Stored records
— BEGIN —
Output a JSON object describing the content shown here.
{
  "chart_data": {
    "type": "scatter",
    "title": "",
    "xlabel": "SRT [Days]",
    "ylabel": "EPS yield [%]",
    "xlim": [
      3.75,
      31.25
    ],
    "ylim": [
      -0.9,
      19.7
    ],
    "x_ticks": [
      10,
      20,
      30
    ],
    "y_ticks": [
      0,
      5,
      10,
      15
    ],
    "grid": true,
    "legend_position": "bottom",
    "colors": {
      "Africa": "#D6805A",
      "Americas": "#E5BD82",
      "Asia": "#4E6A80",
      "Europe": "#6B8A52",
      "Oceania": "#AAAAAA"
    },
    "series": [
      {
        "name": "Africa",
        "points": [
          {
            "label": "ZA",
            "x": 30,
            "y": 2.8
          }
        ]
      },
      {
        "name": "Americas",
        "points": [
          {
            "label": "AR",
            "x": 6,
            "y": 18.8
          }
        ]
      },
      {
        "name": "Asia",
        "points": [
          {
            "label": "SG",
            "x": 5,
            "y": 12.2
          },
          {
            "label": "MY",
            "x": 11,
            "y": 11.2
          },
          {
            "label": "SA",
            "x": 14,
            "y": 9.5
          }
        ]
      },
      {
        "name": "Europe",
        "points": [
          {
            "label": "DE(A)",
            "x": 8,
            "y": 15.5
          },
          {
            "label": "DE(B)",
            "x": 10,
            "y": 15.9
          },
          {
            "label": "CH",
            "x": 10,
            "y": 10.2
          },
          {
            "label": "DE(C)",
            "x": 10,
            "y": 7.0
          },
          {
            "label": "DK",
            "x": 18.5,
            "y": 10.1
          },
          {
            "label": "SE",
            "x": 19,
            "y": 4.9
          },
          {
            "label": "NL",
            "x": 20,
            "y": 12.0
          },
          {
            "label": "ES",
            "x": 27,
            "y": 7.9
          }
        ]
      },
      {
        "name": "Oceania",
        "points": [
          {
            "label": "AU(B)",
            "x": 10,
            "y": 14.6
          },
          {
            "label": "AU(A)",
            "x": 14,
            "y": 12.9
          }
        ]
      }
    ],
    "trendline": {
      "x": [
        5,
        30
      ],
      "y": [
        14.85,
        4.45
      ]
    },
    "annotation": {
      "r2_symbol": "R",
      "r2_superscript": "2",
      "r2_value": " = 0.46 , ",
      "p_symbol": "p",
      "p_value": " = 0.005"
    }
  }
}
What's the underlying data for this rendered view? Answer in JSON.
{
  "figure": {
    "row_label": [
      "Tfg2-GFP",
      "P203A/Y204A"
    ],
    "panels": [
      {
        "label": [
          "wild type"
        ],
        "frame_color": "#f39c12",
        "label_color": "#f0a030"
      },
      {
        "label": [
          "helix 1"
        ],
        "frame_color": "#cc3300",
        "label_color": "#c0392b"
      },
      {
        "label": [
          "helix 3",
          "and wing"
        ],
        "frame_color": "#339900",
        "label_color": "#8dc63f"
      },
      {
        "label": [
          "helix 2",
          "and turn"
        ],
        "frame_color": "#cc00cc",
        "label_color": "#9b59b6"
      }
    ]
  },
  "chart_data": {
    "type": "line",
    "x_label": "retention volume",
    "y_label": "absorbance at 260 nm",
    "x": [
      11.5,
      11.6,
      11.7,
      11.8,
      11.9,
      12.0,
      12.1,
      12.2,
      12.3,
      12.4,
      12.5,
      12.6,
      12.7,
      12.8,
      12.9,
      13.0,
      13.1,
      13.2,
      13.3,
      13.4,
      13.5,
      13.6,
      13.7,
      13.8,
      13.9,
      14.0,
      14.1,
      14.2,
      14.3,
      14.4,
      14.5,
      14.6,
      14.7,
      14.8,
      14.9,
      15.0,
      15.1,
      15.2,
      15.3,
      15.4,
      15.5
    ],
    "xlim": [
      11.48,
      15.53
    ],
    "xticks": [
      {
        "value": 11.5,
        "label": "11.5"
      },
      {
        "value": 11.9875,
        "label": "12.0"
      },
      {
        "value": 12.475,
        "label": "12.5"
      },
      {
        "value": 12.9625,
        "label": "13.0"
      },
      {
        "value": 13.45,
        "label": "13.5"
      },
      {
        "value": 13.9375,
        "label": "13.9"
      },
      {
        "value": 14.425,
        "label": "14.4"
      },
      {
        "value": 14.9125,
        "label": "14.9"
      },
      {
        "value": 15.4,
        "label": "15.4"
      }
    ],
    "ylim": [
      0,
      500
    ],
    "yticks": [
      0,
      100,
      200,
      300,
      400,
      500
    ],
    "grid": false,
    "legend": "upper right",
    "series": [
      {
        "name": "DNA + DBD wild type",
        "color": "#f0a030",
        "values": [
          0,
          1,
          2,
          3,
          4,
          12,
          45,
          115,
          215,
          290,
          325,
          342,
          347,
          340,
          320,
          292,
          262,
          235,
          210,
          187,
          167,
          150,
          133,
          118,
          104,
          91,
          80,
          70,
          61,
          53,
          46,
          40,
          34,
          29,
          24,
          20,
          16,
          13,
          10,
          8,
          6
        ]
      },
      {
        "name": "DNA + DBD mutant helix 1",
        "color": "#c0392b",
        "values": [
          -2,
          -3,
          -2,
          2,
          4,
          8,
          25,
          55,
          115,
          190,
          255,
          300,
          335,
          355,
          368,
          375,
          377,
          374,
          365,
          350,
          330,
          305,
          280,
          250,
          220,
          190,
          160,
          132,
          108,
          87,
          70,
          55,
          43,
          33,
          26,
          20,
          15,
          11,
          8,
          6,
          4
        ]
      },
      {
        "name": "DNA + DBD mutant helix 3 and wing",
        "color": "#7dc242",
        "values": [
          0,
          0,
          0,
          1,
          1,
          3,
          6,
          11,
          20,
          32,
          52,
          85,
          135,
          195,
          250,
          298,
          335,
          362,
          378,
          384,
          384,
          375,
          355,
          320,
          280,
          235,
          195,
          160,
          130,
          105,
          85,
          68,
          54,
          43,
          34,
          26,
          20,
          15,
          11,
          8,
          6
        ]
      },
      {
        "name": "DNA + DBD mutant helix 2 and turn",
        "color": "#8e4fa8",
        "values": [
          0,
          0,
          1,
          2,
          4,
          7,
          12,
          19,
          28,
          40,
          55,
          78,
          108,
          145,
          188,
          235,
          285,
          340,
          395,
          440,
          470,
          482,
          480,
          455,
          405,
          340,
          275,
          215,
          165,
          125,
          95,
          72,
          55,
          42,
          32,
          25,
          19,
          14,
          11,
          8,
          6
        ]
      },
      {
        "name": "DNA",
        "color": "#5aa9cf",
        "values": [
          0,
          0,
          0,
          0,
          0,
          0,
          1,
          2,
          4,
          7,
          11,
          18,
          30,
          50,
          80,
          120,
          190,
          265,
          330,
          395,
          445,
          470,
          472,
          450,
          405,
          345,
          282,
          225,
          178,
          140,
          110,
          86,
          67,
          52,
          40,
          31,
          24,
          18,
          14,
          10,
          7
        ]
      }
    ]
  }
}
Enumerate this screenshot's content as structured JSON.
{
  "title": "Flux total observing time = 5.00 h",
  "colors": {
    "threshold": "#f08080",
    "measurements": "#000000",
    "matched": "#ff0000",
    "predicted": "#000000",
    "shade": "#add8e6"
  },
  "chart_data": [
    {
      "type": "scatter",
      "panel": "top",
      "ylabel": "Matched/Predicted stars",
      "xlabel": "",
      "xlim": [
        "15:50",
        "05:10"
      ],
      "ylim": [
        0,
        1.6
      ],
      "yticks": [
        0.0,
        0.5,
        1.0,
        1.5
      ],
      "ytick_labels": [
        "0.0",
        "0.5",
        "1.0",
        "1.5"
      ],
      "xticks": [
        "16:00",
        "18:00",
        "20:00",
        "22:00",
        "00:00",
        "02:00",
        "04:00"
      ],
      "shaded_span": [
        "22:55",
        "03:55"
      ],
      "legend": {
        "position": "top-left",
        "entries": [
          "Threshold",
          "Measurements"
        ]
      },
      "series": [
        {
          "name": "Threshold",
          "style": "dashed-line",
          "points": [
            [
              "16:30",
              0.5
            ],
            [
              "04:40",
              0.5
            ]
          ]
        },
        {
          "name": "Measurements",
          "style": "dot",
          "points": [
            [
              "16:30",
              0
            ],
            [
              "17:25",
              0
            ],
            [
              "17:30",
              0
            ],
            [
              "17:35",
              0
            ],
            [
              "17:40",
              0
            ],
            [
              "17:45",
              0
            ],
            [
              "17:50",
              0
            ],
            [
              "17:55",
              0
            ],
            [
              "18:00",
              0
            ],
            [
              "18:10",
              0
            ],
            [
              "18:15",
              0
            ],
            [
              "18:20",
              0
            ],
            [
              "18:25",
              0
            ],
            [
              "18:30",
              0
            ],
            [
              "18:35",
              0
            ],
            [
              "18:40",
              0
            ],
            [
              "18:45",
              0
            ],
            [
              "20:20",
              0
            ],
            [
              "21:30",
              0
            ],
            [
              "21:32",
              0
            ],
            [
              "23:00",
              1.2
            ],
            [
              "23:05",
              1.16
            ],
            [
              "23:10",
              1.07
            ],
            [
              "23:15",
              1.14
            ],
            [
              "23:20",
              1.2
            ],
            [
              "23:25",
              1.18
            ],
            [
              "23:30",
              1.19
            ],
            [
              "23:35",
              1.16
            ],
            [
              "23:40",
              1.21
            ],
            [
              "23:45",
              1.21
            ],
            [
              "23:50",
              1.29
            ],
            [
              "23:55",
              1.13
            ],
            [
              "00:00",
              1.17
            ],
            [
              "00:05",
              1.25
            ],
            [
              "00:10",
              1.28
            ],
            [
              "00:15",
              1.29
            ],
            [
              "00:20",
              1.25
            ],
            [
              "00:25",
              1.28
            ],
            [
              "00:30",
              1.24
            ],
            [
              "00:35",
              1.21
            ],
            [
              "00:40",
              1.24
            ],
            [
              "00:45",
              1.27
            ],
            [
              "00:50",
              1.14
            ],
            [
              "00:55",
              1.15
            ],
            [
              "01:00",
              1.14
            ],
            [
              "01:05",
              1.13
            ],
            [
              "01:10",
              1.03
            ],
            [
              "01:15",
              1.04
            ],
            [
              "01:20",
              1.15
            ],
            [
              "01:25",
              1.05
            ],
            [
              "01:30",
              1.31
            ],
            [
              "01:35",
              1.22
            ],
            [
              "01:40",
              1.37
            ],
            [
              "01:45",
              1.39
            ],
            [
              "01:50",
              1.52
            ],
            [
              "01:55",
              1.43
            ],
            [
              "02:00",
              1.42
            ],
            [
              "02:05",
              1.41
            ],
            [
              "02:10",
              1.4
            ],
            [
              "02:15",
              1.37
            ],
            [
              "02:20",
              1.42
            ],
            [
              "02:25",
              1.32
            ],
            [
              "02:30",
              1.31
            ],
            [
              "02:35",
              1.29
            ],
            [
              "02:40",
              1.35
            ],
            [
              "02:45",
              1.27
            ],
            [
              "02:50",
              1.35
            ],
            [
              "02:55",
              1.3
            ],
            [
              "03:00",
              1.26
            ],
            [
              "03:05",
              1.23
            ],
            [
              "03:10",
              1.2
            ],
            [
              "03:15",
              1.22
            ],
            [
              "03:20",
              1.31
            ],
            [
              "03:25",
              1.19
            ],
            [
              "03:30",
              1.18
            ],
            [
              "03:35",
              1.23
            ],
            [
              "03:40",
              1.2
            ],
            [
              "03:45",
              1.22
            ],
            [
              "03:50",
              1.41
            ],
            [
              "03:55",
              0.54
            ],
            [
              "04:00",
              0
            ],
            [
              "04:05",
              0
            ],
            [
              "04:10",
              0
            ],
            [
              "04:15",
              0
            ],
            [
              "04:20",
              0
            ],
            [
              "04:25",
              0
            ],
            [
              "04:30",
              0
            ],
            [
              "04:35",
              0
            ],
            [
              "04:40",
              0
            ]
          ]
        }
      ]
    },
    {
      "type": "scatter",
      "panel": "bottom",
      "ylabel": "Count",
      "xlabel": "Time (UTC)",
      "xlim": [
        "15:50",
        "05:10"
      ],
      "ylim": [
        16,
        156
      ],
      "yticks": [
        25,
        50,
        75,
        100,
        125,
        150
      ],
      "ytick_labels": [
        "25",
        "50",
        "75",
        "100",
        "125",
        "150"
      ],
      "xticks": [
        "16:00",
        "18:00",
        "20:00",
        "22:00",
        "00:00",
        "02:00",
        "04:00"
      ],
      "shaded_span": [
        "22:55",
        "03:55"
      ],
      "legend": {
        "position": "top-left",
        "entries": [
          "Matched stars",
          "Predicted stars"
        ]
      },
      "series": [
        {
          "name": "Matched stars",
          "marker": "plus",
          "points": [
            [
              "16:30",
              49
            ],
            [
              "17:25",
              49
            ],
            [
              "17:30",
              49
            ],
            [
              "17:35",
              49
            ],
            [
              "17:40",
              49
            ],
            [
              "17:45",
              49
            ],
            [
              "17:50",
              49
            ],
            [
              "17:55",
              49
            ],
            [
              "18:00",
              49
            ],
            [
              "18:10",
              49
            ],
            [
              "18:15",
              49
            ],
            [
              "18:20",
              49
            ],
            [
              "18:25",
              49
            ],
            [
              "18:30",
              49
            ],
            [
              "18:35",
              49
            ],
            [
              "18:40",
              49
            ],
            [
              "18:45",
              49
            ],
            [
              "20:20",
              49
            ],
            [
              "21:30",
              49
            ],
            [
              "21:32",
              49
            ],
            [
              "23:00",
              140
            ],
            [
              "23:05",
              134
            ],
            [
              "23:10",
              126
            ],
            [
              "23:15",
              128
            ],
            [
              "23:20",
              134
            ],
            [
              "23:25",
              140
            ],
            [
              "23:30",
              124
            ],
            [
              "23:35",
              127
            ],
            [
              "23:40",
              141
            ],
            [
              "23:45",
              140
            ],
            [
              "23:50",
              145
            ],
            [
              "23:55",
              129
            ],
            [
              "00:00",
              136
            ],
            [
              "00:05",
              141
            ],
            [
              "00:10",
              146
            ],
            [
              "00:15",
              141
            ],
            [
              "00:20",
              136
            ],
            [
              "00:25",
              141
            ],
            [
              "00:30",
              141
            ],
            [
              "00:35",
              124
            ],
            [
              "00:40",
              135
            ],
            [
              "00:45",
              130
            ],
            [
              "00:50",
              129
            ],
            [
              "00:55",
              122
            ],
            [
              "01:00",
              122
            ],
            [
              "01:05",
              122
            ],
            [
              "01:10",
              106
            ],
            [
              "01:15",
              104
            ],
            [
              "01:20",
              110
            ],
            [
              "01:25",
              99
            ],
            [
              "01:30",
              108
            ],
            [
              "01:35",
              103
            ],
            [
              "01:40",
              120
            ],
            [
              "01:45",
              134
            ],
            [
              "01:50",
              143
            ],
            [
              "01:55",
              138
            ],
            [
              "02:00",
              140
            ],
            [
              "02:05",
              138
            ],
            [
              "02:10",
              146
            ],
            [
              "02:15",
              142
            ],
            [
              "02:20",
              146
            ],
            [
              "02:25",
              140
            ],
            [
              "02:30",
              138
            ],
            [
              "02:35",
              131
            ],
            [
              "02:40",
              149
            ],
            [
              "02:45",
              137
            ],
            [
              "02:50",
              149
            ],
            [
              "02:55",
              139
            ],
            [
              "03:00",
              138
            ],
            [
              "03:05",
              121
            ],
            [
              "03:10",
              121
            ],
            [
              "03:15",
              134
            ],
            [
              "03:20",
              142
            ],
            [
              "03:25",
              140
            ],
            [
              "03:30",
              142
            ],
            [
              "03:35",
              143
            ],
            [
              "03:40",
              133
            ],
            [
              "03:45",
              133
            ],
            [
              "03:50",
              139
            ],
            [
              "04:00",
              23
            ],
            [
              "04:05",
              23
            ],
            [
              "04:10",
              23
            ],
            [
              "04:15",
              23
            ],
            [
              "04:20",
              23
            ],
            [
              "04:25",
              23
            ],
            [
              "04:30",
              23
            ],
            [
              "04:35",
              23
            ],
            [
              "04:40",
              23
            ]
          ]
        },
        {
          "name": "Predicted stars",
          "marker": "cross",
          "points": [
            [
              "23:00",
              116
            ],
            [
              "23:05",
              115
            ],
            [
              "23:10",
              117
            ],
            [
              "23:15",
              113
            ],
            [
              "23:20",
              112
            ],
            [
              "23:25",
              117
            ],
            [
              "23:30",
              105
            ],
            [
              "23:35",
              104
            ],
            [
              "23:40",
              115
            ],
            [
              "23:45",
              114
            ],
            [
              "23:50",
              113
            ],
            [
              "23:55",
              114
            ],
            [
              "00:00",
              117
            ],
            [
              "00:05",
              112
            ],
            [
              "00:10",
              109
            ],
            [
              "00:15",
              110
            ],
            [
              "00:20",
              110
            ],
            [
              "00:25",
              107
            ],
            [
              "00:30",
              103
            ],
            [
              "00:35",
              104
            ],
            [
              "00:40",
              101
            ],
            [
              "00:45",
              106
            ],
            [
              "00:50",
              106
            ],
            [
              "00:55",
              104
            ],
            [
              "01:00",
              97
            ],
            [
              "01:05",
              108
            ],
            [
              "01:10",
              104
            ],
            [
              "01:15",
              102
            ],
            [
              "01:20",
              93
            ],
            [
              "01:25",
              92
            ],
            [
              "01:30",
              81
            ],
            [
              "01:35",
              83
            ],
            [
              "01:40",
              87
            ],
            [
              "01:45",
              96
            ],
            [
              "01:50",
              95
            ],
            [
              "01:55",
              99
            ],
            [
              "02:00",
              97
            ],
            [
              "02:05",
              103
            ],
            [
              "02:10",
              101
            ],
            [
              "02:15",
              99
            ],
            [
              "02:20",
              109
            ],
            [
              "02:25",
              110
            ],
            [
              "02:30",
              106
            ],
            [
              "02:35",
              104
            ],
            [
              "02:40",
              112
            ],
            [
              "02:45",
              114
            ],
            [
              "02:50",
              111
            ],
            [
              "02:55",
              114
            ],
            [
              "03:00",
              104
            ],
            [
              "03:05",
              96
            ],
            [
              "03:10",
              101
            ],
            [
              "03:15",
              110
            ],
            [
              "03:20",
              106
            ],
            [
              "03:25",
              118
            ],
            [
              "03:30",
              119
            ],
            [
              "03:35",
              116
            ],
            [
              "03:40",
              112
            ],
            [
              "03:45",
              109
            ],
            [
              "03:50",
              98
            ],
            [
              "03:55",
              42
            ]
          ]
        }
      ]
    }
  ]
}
— END —
### [Task requirements]
Extract every line above containing the word "ylabel".

### [Solution]
    "ylabel": "EPS yield [%]",
      "ylabel": "Matched/Predicted stars",
      "ylabel": "Count",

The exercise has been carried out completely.